Dataset listings of figures
# # # #

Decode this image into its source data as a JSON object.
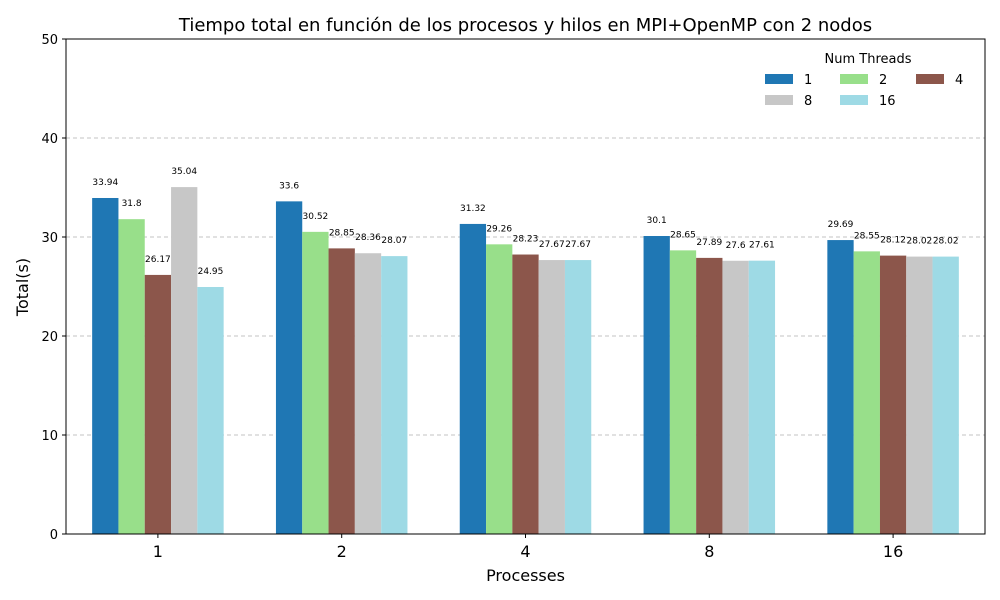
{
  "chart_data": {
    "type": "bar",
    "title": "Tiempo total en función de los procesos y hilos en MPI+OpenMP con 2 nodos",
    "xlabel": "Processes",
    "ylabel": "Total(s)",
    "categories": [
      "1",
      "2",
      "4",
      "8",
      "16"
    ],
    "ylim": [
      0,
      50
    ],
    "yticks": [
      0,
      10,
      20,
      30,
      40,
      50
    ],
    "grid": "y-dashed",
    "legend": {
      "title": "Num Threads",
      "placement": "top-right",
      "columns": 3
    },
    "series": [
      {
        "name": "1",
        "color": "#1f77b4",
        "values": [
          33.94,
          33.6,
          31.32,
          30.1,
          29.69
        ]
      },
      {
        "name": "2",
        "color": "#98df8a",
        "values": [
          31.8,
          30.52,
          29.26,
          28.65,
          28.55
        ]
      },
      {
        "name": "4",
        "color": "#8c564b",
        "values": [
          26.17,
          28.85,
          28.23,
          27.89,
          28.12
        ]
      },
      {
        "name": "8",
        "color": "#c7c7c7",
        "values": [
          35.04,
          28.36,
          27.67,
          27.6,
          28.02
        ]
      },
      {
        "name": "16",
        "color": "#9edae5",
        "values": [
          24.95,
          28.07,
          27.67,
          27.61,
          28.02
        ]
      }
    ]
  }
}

# # # #

● Stated problem: Collect every line above that contains the word "color".

● Output for this exercise:
        "color": "#1f77b4",
        "color": "#98df8a",
        "color": "#8c564b",
        "color": "#c7c7c7",
        "color": "#9edae5",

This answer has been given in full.